╭─ Record extracts

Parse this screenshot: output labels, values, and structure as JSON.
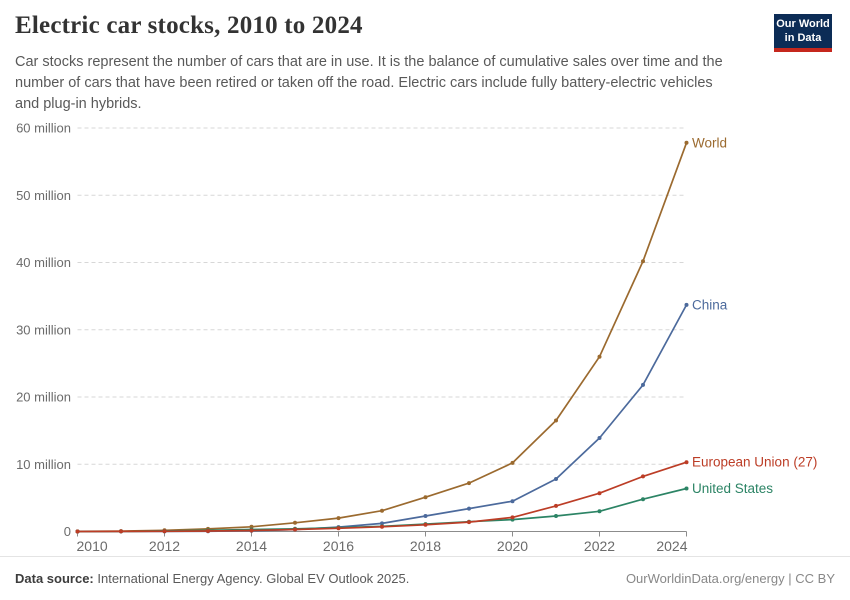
{
  "header": {
    "title": "Electric car stocks, 2010 to 2024",
    "subtitle_lines": [
      "Car stocks represent the number of cars that are in use. It is the balance of cumulative sales over time and the",
      "number of cars that have been retired or taken off the road. Electric cars include fully battery-electric vehicles",
      "and plug-in hybrids."
    ],
    "logo": {
      "line1": "Our World",
      "line2": "in Data"
    }
  },
  "chart_data": {
    "type": "line",
    "title": "Electric car stocks, 2010 to 2024",
    "x": [
      2010,
      2011,
      2012,
      2013,
      2014,
      2015,
      2016,
      2017,
      2018,
      2019,
      2020,
      2021,
      2022,
      2023,
      2024
    ],
    "unit": "million cars",
    "series": [
      {
        "name": "World",
        "color": "#9B6A2F",
        "values": [
          0.02,
          0.06,
          0.18,
          0.38,
          0.7,
          1.3,
          2.0,
          3.1,
          5.1,
          7.2,
          10.2,
          16.5,
          26.0,
          40.2,
          57.8
        ]
      },
      {
        "name": "China",
        "color": "#4C6A9C",
        "values": [
          0.0,
          0.01,
          0.02,
          0.03,
          0.1,
          0.3,
          0.65,
          1.2,
          2.3,
          3.4,
          4.5,
          7.8,
          13.9,
          21.8,
          33.7
        ]
      },
      {
        "name": "European Union (27)",
        "color": "#BC3D26",
        "values": [
          0.0,
          0.01,
          0.03,
          0.07,
          0.15,
          0.3,
          0.47,
          0.7,
          1.0,
          1.4,
          2.1,
          3.8,
          5.7,
          8.2,
          10.3
        ]
      },
      {
        "name": "United States",
        "color": "#2C8465",
        "values": [
          0.0,
          0.02,
          0.07,
          0.17,
          0.29,
          0.4,
          0.56,
          0.76,
          1.1,
          1.45,
          1.77,
          2.3,
          3.0,
          4.8,
          6.4
        ]
      }
    ],
    "ylim": [
      0,
      60
    ],
    "ytick_labels": [
      "0",
      "10 million",
      "20 million",
      "30 million",
      "40 million",
      "50 million",
      "60 million"
    ],
    "xtick_labels": [
      "2010",
      "2012",
      "2014",
      "2016",
      "2018",
      "2020",
      "2022",
      "2024"
    ],
    "grid": "horizontal-dashed",
    "legend_position": "end-of-line-labels"
  },
  "footer": {
    "source_label": "Data source:",
    "source_text": "International Energy Agency. Global EV Outlook 2025.",
    "credit": "OurWorldinData.org/energy | CC BY"
  }
}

╰─

What the task asks:
Write out all the records again, exactly, minus any pictures.

The completed task:
Parse this screenshot: output labels, values, and structure as JSON.
{
  "header": {
    "title": "Electric car stocks, 2010 to 2024",
    "subtitle_lines": [
      "Car stocks represent the number of cars that are in use. It is the balance of cumulative sales over time and the",
      "number of cars that have been retired or taken off the road. Electric cars include fully battery-electric vehicles",
      "and plug-in hybrids."
    ],
    "logo": {
      "line1": "Our World",
      "line2": "in Data"
    }
  },
  "chart_data": {
    "type": "line",
    "title": "Electric car stocks, 2010 to 2024",
    "x": [
      2010,
      2011,
      2012,
      2013,
      2014,
      2015,
      2016,
      2017,
      2018,
      2019,
      2020,
      2021,
      2022,
      2023,
      2024
    ],
    "unit": "million cars",
    "series": [
      {
        "name": "World",
        "color": "#9B6A2F",
        "values": [
          0.02,
          0.06,
          0.18,
          0.38,
          0.7,
          1.3,
          2.0,
          3.1,
          5.1,
          7.2,
          10.2,
          16.5,
          26.0,
          40.2,
          57.8
        ]
      },
      {
        "name": "China",
        "color": "#4C6A9C",
        "values": [
          0.0,
          0.01,
          0.02,
          0.03,
          0.1,
          0.3,
          0.65,
          1.2,
          2.3,
          3.4,
          4.5,
          7.8,
          13.9,
          21.8,
          33.7
        ]
      },
      {
        "name": "European Union (27)",
        "color": "#BC3D26",
        "values": [
          0.0,
          0.01,
          0.03,
          0.07,
          0.15,
          0.3,
          0.47,
          0.7,
          1.0,
          1.4,
          2.1,
          3.8,
          5.7,
          8.2,
          10.3
        ]
      },
      {
        "name": "United States",
        "color": "#2C8465",
        "values": [
          0.0,
          0.02,
          0.07,
          0.17,
          0.29,
          0.4,
          0.56,
          0.76,
          1.1,
          1.45,
          1.77,
          2.3,
          3.0,
          4.8,
          6.4
        ]
      }
    ],
    "ylim": [
      0,
      60
    ],
    "ytick_labels": [
      "0",
      "10 million",
      "20 million",
      "30 million",
      "40 million",
      "50 million",
      "60 million"
    ],
    "xtick_labels": [
      "2010",
      "2012",
      "2014",
      "2016",
      "2018",
      "2020",
      "2022",
      "2024"
    ],
    "grid": "horizontal-dashed",
    "legend_position": "end-of-line-labels"
  },
  "footer": {
    "source_label": "Data source:",
    "source_text": "International Energy Agency. Global EV Outlook 2025.",
    "credit": "OurWorldinData.org/energy | CC BY"
  }
}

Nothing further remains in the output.